TASK INSTRUCTIONS: Pull out every line containing the string "стоимости".

====== EXERCISE MATERIALS ======

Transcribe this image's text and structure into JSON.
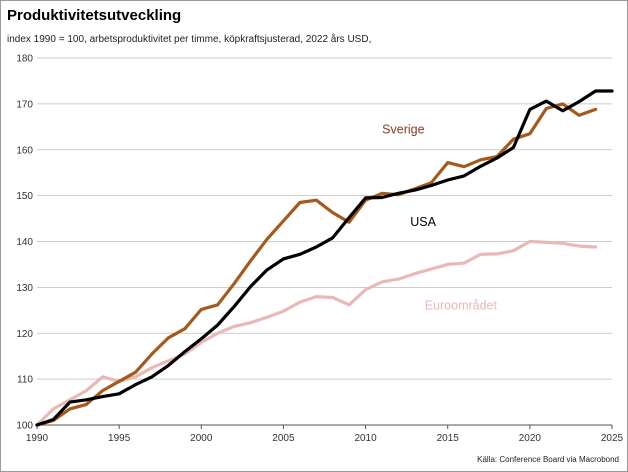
{
  "chart_data": {
    "type": "line",
    "title": "Produktivitetsutveckling",
    "subtitle": "index 1990 = 100, arbetsproduktivitet per timme, köpkraftsjusterad, 2022 års USD,",
    "source": "Källa: Conference Board via Macrobond",
    "xlim": [
      1990,
      2025
    ],
    "ylim": [
      100,
      180
    ],
    "xticks": [
      1990,
      1995,
      2000,
      2005,
      2010,
      2015,
      2020,
      2025
    ],
    "yticks": [
      100,
      110,
      120,
      130,
      140,
      150,
      160,
      170,
      180
    ],
    "grid": "horizontal",
    "series": [
      {
        "name": "Euroområdet",
        "color": "#e8b9b5",
        "x": [
          1990,
          1991,
          1992,
          1993,
          1994,
          1995,
          1996,
          1997,
          1998,
          1999,
          2000,
          2001,
          2002,
          2003,
          2004,
          2005,
          2006,
          2007,
          2008,
          2009,
          2010,
          2011,
          2012,
          2013,
          2014,
          2015,
          2016,
          2017,
          2018,
          2019,
          2020,
          2021,
          2022,
          2023,
          2024
        ],
        "y": [
          100,
          103.5,
          105.5,
          107.5,
          110.5,
          109.5,
          110.5,
          112.5,
          114,
          115.5,
          118,
          120,
          121.5,
          122.3,
          123.5,
          124.8,
          126.8,
          128,
          127.8,
          126.2,
          129.5,
          131.2,
          131.8,
          133,
          134,
          135,
          135.3,
          137.2,
          137.3,
          138,
          140,
          139.8,
          139.6,
          139,
          138.8
        ]
      },
      {
        "name": "Sverige",
        "color": "#a55a1c",
        "x": [
          1990,
          1991,
          1992,
          1993,
          1994,
          1995,
          1996,
          1997,
          1998,
          1999,
          2000,
          2001,
          2002,
          2003,
          2004,
          2005,
          2006,
          2007,
          2008,
          2009,
          2010,
          2011,
          2012,
          2013,
          2014,
          2015,
          2016,
          2017,
          2018,
          2019,
          2020,
          2021,
          2022,
          2023,
          2024
        ],
        "y": [
          100,
          101,
          103.5,
          104.5,
          107.5,
          109.5,
          111.5,
          115.5,
          119,
          121,
          125.2,
          126.2,
          130.8,
          135.8,
          140.5,
          144.5,
          148.5,
          149,
          146.3,
          144.2,
          149,
          150.5,
          150.2,
          151.5,
          152.8,
          157.2,
          156.3,
          157.8,
          158.5,
          162.3,
          163.5,
          169,
          170,
          167.5,
          168.8
        ]
      },
      {
        "name": "USA",
        "color": "#000000",
        "x": [
          1990,
          1991,
          1992,
          1993,
          1994,
          1995,
          1996,
          1997,
          1998,
          1999,
          2000,
          2001,
          2002,
          2003,
          2004,
          2005,
          2006,
          2007,
          2008,
          2009,
          2010,
          2011,
          2012,
          2013,
          2014,
          2015,
          2016,
          2017,
          2018,
          2019,
          2020,
          2021,
          2022,
          2023,
          2024,
          2025
        ],
        "y": [
          100,
          101.2,
          105,
          105.5,
          106.2,
          106.8,
          108.8,
          110.5,
          113,
          116,
          118.8,
          121.8,
          125.8,
          130.2,
          133.8,
          136.2,
          137.2,
          138.8,
          140.8,
          145.2,
          149.5,
          149.6,
          150.5,
          151.2,
          152.2,
          153.4,
          154.3,
          156.4,
          158.2,
          160.5,
          168.8,
          170.6,
          168.5,
          170.5,
          172.8,
          172.8
        ]
      }
    ],
    "labels": [
      {
        "series": "Sverige",
        "text": "Sverige",
        "x": 2012.3,
        "y": 163.5
      },
      {
        "series": "USA",
        "text": "USA",
        "x": 2013.5,
        "y": 143.4
      },
      {
        "series": "Euroområdet",
        "text": "Euroområdet",
        "x": 2015.8,
        "y": 125.2
      }
    ]
  }
}
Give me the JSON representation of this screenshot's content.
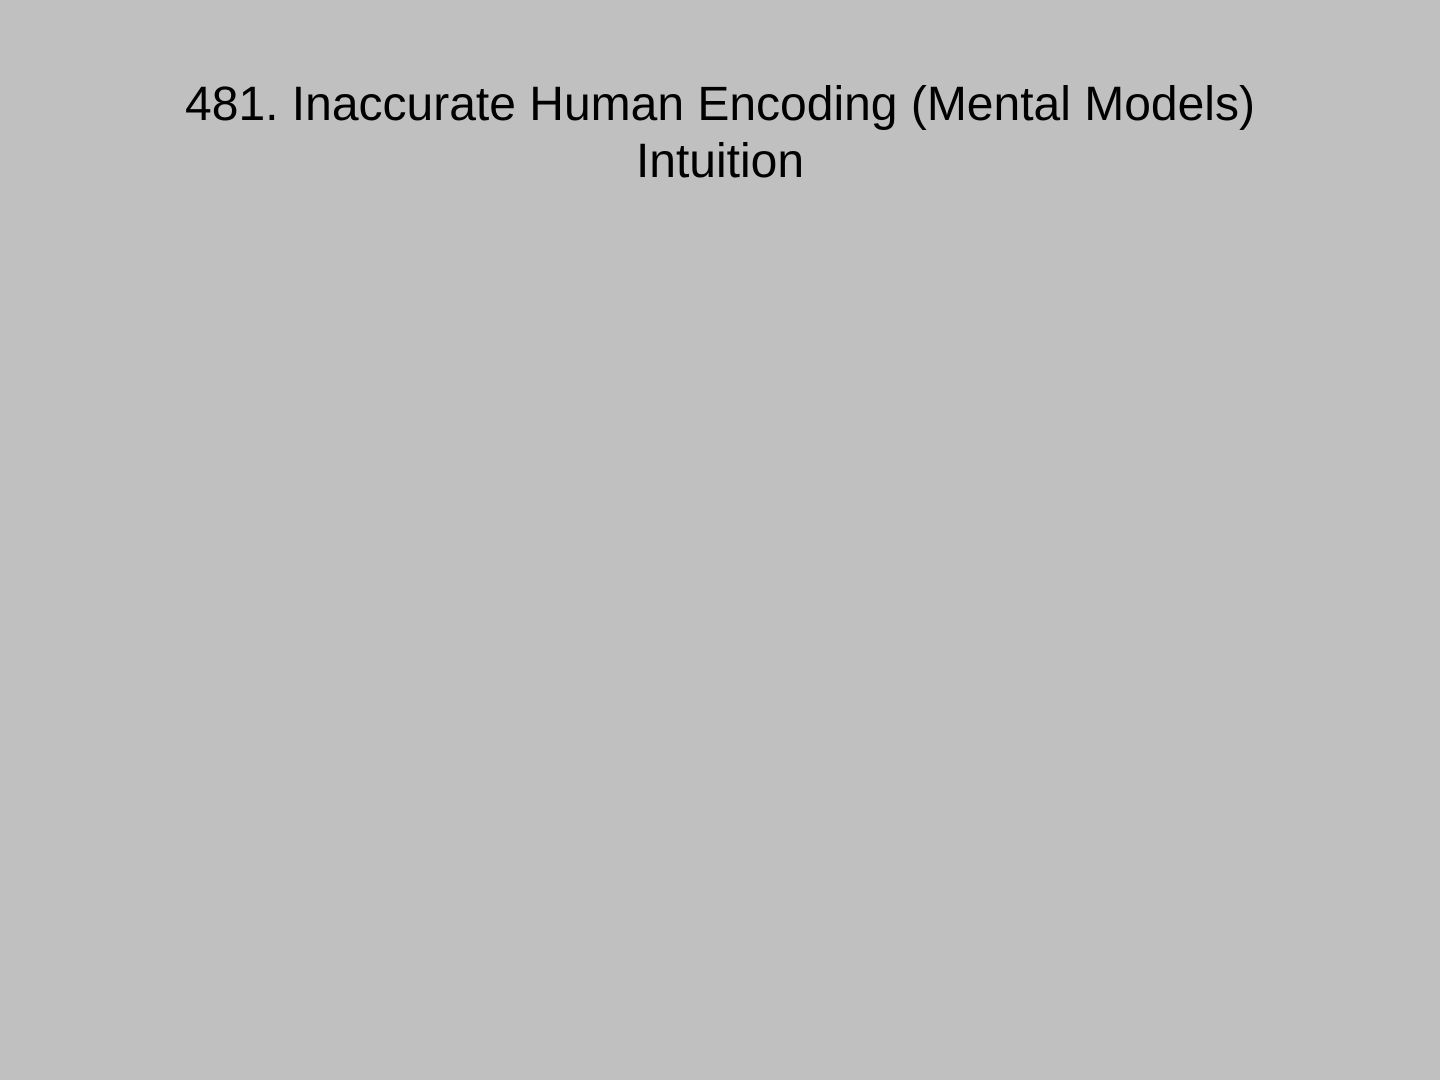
{
  "slide": {
    "background_color": "#c0c0c0",
    "title_line1": "481. Inaccurate Human Encoding (Mental Models)",
    "title_line2": "Intuition"
  }
}
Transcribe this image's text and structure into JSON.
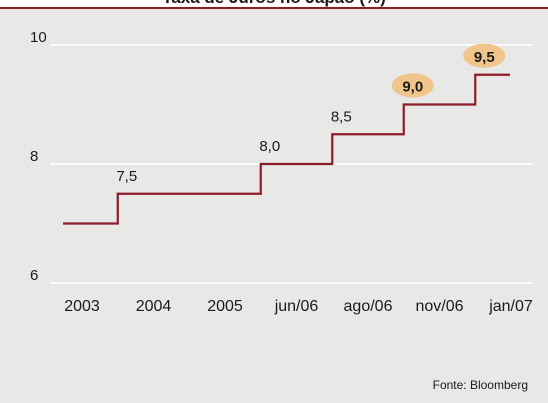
{
  "title": "Taxa de Juros no Japão (%)",
  "source": "Fonte:  Bloomberg",
  "colors": {
    "background": "#e8e8e6",
    "grid": "#ffffff",
    "line": "#8e1b2a",
    "highlight": "#f1c48a",
    "text": "#1a1a1a"
  },
  "chart_data": {
    "type": "line",
    "step": true,
    "categories": [
      "2003",
      "2004",
      "2005",
      "jun/06",
      "ago/06",
      "nov/06",
      "jan/07"
    ],
    "values": [
      7.0,
      7.5,
      7.5,
      8.0,
      8.5,
      9.0,
      9.5
    ],
    "data_labels": [
      "",
      "7,5",
      "",
      "8,0",
      "8,5",
      "9,0",
      "9,5"
    ],
    "highlighted_labels": [
      "9,0",
      "9,5"
    ],
    "y_ticks": [
      "6",
      "8",
      "10"
    ],
    "ylim": [
      6,
      10
    ],
    "grid": true,
    "legend": "none"
  }
}
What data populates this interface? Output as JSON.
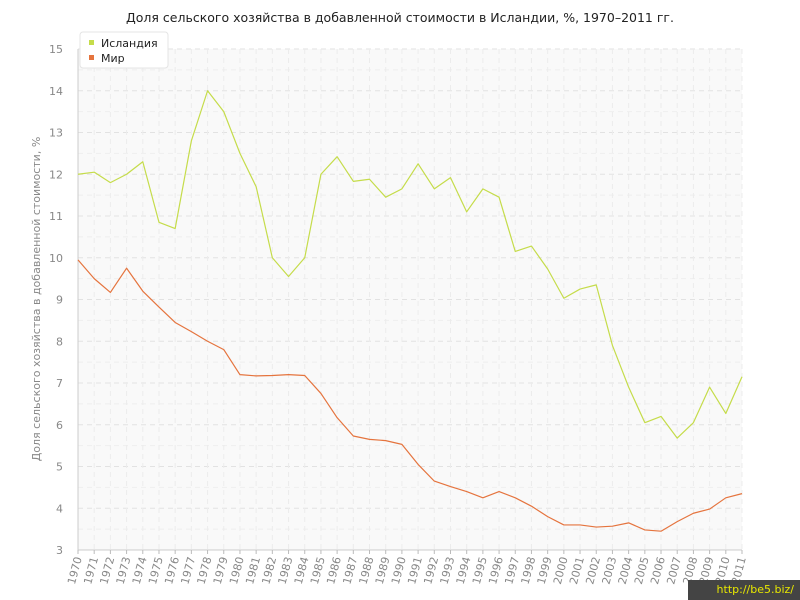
{
  "chart_data": {
    "type": "line",
    "title": "Доля сельского хозяйства в добавленной стоимости в Исландии, %, 1970–2011 гг.",
    "ylabel": "Доля сельского хозяйства в добавленной стоимости, %",
    "xlabel": "",
    "ylim": [
      3,
      15
    ],
    "yticks": [
      3,
      4,
      5,
      6,
      7,
      8,
      9,
      10,
      11,
      12,
      13,
      14,
      15
    ],
    "x": [
      1970,
      1971,
      1972,
      1973,
      1974,
      1975,
      1976,
      1977,
      1978,
      1979,
      1980,
      1981,
      1982,
      1983,
      1984,
      1985,
      1986,
      1987,
      1988,
      1989,
      1990,
      1991,
      1992,
      1993,
      1994,
      1995,
      1996,
      1997,
      1998,
      1999,
      2000,
      2001,
      2002,
      2003,
      2004,
      2005,
      2006,
      2007,
      2008,
      2009,
      2010,
      2011
    ],
    "grid": true,
    "legend_position": "top-left",
    "series": [
      {
        "name": "Исландия",
        "color": "#c5dc4a",
        "values": [
          12.0,
          12.05,
          11.8,
          12.0,
          12.3,
          10.85,
          10.7,
          12.8,
          14.0,
          13.5,
          12.5,
          11.7,
          10.0,
          9.55,
          10.0,
          12.0,
          12.42,
          11.83,
          11.88,
          11.45,
          11.65,
          12.25,
          11.65,
          11.92,
          11.1,
          11.65,
          11.45,
          10.15,
          10.28,
          9.73,
          9.03,
          9.25,
          9.35,
          7.9,
          6.9,
          6.05,
          6.2,
          5.68,
          6.05,
          6.9,
          6.27,
          7.15
        ]
      },
      {
        "name": "Мир",
        "color": "#e5743e",
        "values": [
          9.95,
          9.5,
          9.17,
          9.75,
          9.2,
          8.82,
          8.45,
          8.23,
          8.0,
          7.8,
          7.2,
          7.17,
          7.18,
          7.2,
          7.18,
          6.75,
          6.17,
          5.73,
          5.65,
          5.62,
          5.53,
          5.05,
          4.65,
          4.52,
          4.4,
          4.25,
          4.4,
          4.25,
          4.05,
          3.8,
          3.6,
          3.6,
          3.55,
          3.57,
          3.65,
          3.48,
          3.45,
          3.68,
          3.88,
          3.98,
          4.25,
          4.35
        ]
      }
    ]
  },
  "watermark": "http://be5.biz/"
}
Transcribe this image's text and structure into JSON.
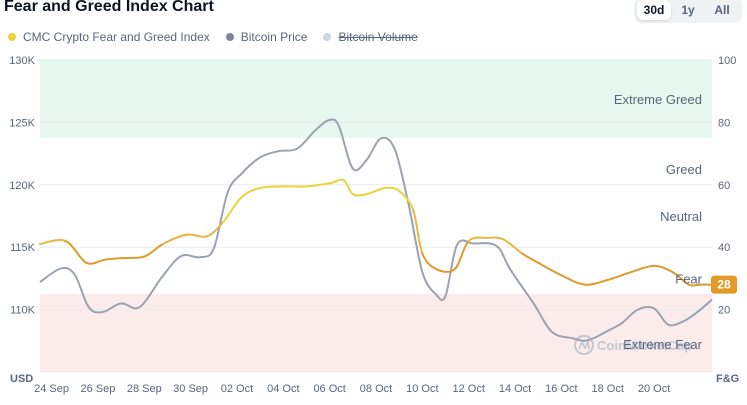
{
  "header": {
    "title": "Fear and Greed Index Chart"
  },
  "range_tabs": [
    {
      "label": "30d",
      "active": true
    },
    {
      "label": "1y",
      "active": false
    },
    {
      "label": "All",
      "active": false
    }
  ],
  "legend": [
    {
      "label": "CMC Crypto Fear and Greed Index",
      "color": "#ead439",
      "enabled": true
    },
    {
      "label": "Bitcoin Price",
      "color": "#7d8596",
      "enabled": true
    },
    {
      "label": "Bitcoin Volume",
      "color": "#cfd6e4",
      "enabled": false
    }
  ],
  "watermark": "CoinMarketCap",
  "chart_data": {
    "type": "line",
    "title": "Fear and Greed Index Chart",
    "left_axis": {
      "unit": "USD",
      "min": 105000,
      "max": 130000,
      "ticks": [
        110000,
        115000,
        120000,
        125000,
        130000
      ],
      "tick_labels": [
        "110K",
        "115K",
        "120K",
        "125K",
        "130K"
      ]
    },
    "right_axis": {
      "unit": "F&G",
      "min": 0,
      "max": 100,
      "ticks": [
        20,
        40,
        60,
        80,
        100
      ],
      "tick_labels": [
        "20",
        "40",
        "60",
        "80",
        "100"
      ]
    },
    "x_range": [
      23.5,
      22.5
    ],
    "x_ticks": [
      24,
      26,
      28,
      30,
      32,
      34,
      36,
      38,
      40,
      42,
      44,
      46,
      48,
      50
    ],
    "x_labels": [
      "24 Sep",
      "26 Sep",
      "28 Sep",
      "30 Sep",
      "02 Oct",
      "04 Oct",
      "06 Oct",
      "08 Oct",
      "10 Oct",
      "12 Oct",
      "14 Oct",
      "16 Oct",
      "18 Oct",
      "20 Oct"
    ],
    "zones": [
      {
        "label": "Extreme Greed",
        "from": 75,
        "to": 100,
        "color": "#e6f8ef"
      },
      {
        "label": "Greed",
        "from": 55,
        "to": 75,
        "color": ""
      },
      {
        "label": "Neutral",
        "from": 45,
        "to": 55,
        "color": ""
      },
      {
        "label": "Fear",
        "from": 25,
        "to": 45,
        "color": ""
      },
      {
        "label": "Extreme Fear",
        "from": 0,
        "to": 25,
        "color": "#fcebeb"
      }
    ],
    "current_value": "28",
    "series": [
      {
        "name": "CMC Crypto Fear and Greed Index",
        "axis": "right",
        "x": [
          23.5,
          24.6,
          25.5,
          26.3,
          27.0,
          28.0,
          28.8,
          29.8,
          30.7,
          31.4,
          32.2,
          33.0,
          34.0,
          35.0,
          36.0,
          36.6,
          37.0,
          37.6,
          38.4,
          39.0,
          39.6,
          40.0,
          40.6,
          41.4,
          42.0,
          42.8,
          43.5,
          44.3,
          45.0,
          46.0,
          47.0,
          48.0,
          49.0,
          50.0,
          50.8,
          51.5,
          52.0,
          52.5
        ],
        "y": [
          41,
          42,
          35,
          36,
          36.5,
          37,
          41,
          44,
          43.5,
          48,
          56,
          59,
          59.5,
          59.5,
          60.5,
          61.5,
          57,
          57,
          59,
          58,
          52,
          38,
          33,
          33,
          42,
          43,
          42.5,
          38,
          35,
          31,
          28,
          29.5,
          32,
          34,
          32,
          28,
          28,
          28
        ]
      },
      {
        "name": "Bitcoin Price",
        "axis": "left",
        "x": [
          23.5,
          24.4,
          25.0,
          25.6,
          26.2,
          27.0,
          27.8,
          28.8,
          29.6,
          30.4,
          31.0,
          31.6,
          32.2,
          33.0,
          33.8,
          34.6,
          35.4,
          36.0,
          36.4,
          37.0,
          37.6,
          38.2,
          38.8,
          39.4,
          40.0,
          40.6,
          41.0,
          41.5,
          42.2,
          43.2,
          43.8,
          44.8,
          45.6,
          46.5,
          47.0,
          47.5,
          48.0,
          48.6,
          49.3,
          50.0,
          50.6,
          51.2,
          51.8,
          52.5
        ],
        "y": [
          112200,
          113300,
          112800,
          110200,
          109800,
          110500,
          110200,
          112700,
          114300,
          114200,
          114900,
          119400,
          120900,
          122200,
          122700,
          122900,
          124400,
          125200,
          124700,
          121300,
          122000,
          123700,
          122900,
          118500,
          113000,
          111200,
          111100,
          115200,
          115300,
          115100,
          113200,
          110500,
          108200,
          107700,
          107500,
          107800,
          108300,
          108900,
          110000,
          110100,
          108800,
          109000,
          109700,
          110800
        ]
      },
      {
        "name": "Bitcoin Volume",
        "axis": "left",
        "x": [],
        "y": []
      }
    ]
  }
}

======

RESPONSE TO THIS EXERCISE:
    "title": "Доля сельского хозяйства в добавленной стоимости в Исландии, %, 1970–2011 гг.",
    "ylabel": "Доля сельского хозяйства в добавленной стоимости, %",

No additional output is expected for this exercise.